- **Excerpt to read**:
Challenger 2 battle tank on patrol outside Basra. Britain is to send Challengers to Poland to replace tanks that country is sending to Ukraine. Photo MOD (Open Government Licence).

Arms continue to pour into Ukraine and bordering countries, and Britain is one of the biggest suppliers. The government is evasive when challenged for details, but in February and March thousands of anti-tank weapons were supplied to Ukraine, followed by 6,000 missiles in March. 

On 8 April military aid of £100 million was announced, on 23 April a further unspecified amount, and on 1 May a further £300 million. Details are not released, but they include armoured vehicles and long-range artillery.  

Some 8,000 British troops, about 10 per cent of the regular army, are about to take part in Operation Hedgehog, the largest deployment since the cold war. As well as manoeuvres in Estonia and Latvia, subsidiary operations are taking part in Poland (Exercise Defender) and North Macedonia (Exercise Swift Response.) Headquarters have been established in Latvia and Lithuania. 

In a speech to the Lord Mayor’s Easter Banquet at Mansion House on 27 April, Foreign Secretary Liz Truss told her audience of finance capitalists to expect a long war. She spoke of extending the war to Moldova and Georgia, risking a second Crimean war nearly 170 years after the last, and supplying further heavy weapons, tanks and aeroplanes. 

Truss spoke too of a “global NATO”. She has previously encouraged mercenaries to travel to Ukraine to join Ukrainian forces. 

Escalation

Truss and others are jockeying for position for a putative Conservative leadership contest when Johnson goes, but while her rivals may disagree on detail, they all support escalation in one form or another. Meanwhile the Labour Party strives to outdo the Conservatives in its absolute commitment to NATO.  

War abroad breeds war on the working class at home: tax rises, national insurance increases, caps on pensions, while prices soar. 

The ostensible cause for the Crimean War of 1853 to 1856 was the guardianship of the holy places in Jerusalem. In reality, as Karl Marx pointed out at the time, it was competition between the belligerents for control of the Bosphorus and Black Sea trading routes. 

As Germany rearms, as Finland and Sweden apply for NATO membership, the demand to get Britain out of NATO becomes ever more urgent. There is too much to do here to allow foreign adventures to drag Britain into a conflict.

Region annotation records
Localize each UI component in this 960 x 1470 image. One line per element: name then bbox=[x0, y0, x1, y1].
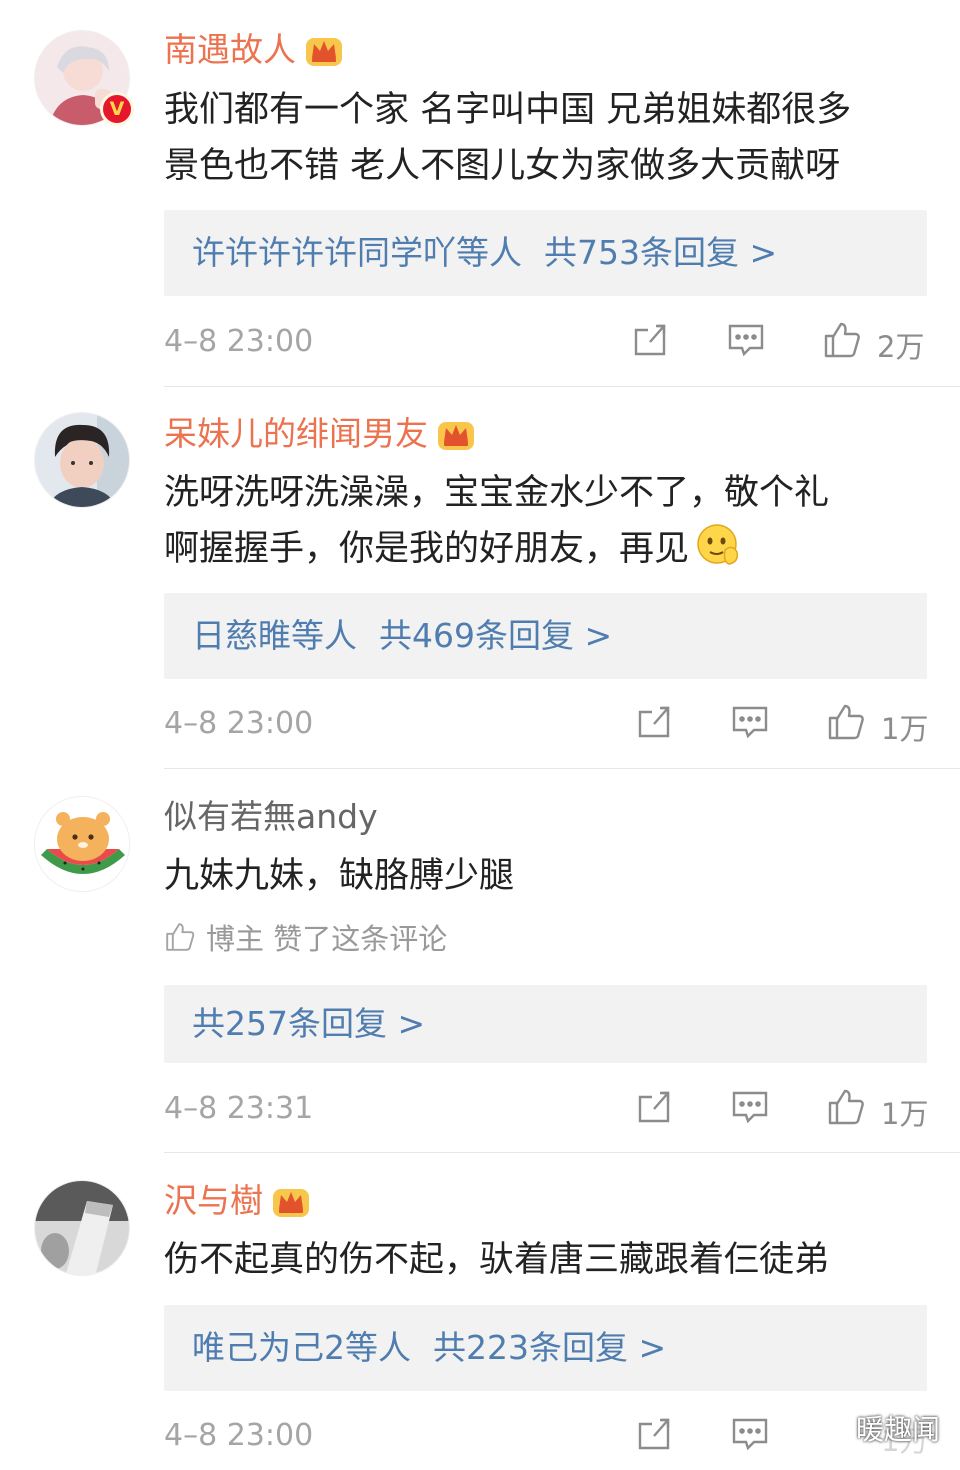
share-icon[interactable] bbox=[634, 702, 674, 742]
timestamp: 4–8 23:00 bbox=[164, 706, 314, 741]
comment-text: 九妹九妹，缺胳膊少腿 bbox=[164, 848, 934, 904]
avatar[interactable] bbox=[34, 1180, 130, 1276]
watermark-text: 暖趣闻 bbox=[856, 1413, 941, 1446]
reply-summary-button[interactable]: 共257条回复 > bbox=[164, 985, 927, 1063]
shy-smile-emoji-icon bbox=[697, 524, 739, 565]
comment-text-line: 我们都有一个家 名字叫中国 兄弟姐妹都很多 bbox=[164, 90, 852, 130]
share-icon[interactable] bbox=[634, 1414, 674, 1454]
divider bbox=[164, 768, 960, 769]
comment-text-line: 洗呀洗呀洗澡澡，宝宝金水少不了，敬个礼 bbox=[164, 473, 830, 513]
comment-text-line: 啊握握手，你是我的好朋友，再见 bbox=[164, 521, 934, 577]
vip-crown-icon bbox=[306, 38, 342, 66]
username[interactable]: 沢与樹 bbox=[164, 1181, 311, 1221]
comment-text: 洗呀洗呀洗澡澡，宝宝金水少不了，敬个礼 啊握握手，你是我的好朋友，再见 bbox=[164, 465, 934, 577]
like-count: 2万 bbox=[877, 330, 925, 364]
username[interactable]: 呆妹儿的绯闻男友 bbox=[164, 414, 476, 454]
comment-icon[interactable] bbox=[730, 1414, 770, 1454]
username[interactable]: 似有若無andy bbox=[164, 797, 378, 837]
username[interactable]: 南遇故人 bbox=[164, 30, 344, 70]
liked-note-text: 博主 赞了这条评论 bbox=[206, 922, 448, 956]
timestamp: 4–8 23:00 bbox=[164, 1418, 314, 1453]
comment-text-segment: 啊握握手，你是我的好朋友，再见 bbox=[164, 529, 690, 569]
timestamp: 4–8 23:00 bbox=[164, 324, 314, 359]
watermark: 暖趣闻 bbox=[812, 1408, 940, 1448]
like-icon[interactable] bbox=[826, 1087, 866, 1127]
username-label: 似有若無andy bbox=[164, 797, 378, 836]
comment-icon[interactable] bbox=[730, 702, 770, 742]
reply-count: 共223条回复 > bbox=[433, 1328, 667, 1367]
timestamp: 4–8 23:31 bbox=[164, 1091, 314, 1126]
reply-names: 唯己为己2等人 bbox=[192, 1328, 411, 1367]
reply-summary-button[interactable]: 唯己为己2等人 共223条回复 > bbox=[164, 1305, 927, 1391]
reply-count: 共257条回复 > bbox=[192, 1004, 426, 1043]
thumbs-up-icon bbox=[166, 923, 195, 951]
comment-text: 我们都有一个家 名字叫中国 兄弟姐妹都很多 景色也不错 老人不图儿女为家做多大贡… bbox=[164, 82, 934, 194]
username-label: 呆妹儿的绯闻男友 bbox=[164, 414, 428, 453]
avatar[interactable] bbox=[34, 412, 130, 508]
vip-crown-icon bbox=[438, 422, 474, 450]
reply-names: 许许许许许同学吖等人 bbox=[192, 233, 522, 272]
like-icon[interactable] bbox=[822, 320, 862, 360]
divider bbox=[164, 386, 960, 387]
share-icon[interactable] bbox=[630, 320, 670, 360]
author-liked-note: 博主 赞了这条评论 bbox=[164, 916, 447, 958]
comment-icon[interactable] bbox=[726, 320, 766, 360]
comment-text-line: 伤不起真的伤不起，驮着唐三藏跟着仨徒弟 bbox=[164, 1240, 830, 1280]
reply-summary-button[interactable]: 许许许许许同学吖等人 共753条回复 > bbox=[164, 210, 927, 296]
reply-names: 日慈睢等人 bbox=[192, 616, 357, 655]
verified-badge-icon: V bbox=[100, 92, 134, 126]
like-icon[interactable] bbox=[826, 702, 866, 742]
reply-count: 共753条回复 > bbox=[544, 233, 778, 272]
comment-meta: 4–8 23:00 1万 bbox=[164, 702, 934, 746]
reply-summary-button[interactable]: 日慈睢等人 共469条回复 > bbox=[164, 593, 927, 679]
comment-icon[interactable] bbox=[730, 1087, 770, 1127]
share-icon[interactable] bbox=[634, 1087, 674, 1127]
comment-text-line: 景色也不错 老人不图儿女为家做多大贡献呀 bbox=[164, 146, 841, 186]
reply-count: 共469条回复 > bbox=[379, 616, 613, 655]
wechat-logo-icon bbox=[812, 1412, 851, 1442]
divider bbox=[164, 1152, 960, 1153]
comment-meta: 4–8 23:31 1万 bbox=[164, 1087, 934, 1131]
comment-meta: 4–8 23:00 2万 bbox=[164, 320, 934, 364]
username-label: 南遇故人 bbox=[164, 30, 296, 69]
like-count: 1万 bbox=[881, 712, 929, 746]
comment-text-line: 九妹九妹，缺胳膊少腿 bbox=[164, 856, 515, 896]
vip-crown-icon bbox=[273, 1189, 309, 1217]
comment-text: 伤不起真的伤不起，驮着唐三藏跟着仨徒弟 bbox=[164, 1232, 934, 1288]
username-label: 沢与樹 bbox=[164, 1181, 263, 1220]
like-count: 1万 bbox=[881, 1097, 929, 1131]
avatar[interactable] bbox=[34, 796, 130, 892]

- **Your task**:
Decide whether each statement agrees with the article on British military aid to Ukraine. Answer yes or no for each and quote the deciding words from the article.
1. About 8,000 British troops are about to take part in Operation Hedgehog.
2. The military aid announced on 1 May came to £100 million.
3. Liz Truss gave her speech at Mansion House on 27 April.

- **Task result**:
1. Yes: "Some 8,000 British troops, about 10 per cent of the regular army, are about to take part in Operation Hedgehog"
2. No: "on 1 May a further £300 million"
3. Yes: "In a speech to the Lord Mayor’s Easter Banquet at Mansion House on 27 April"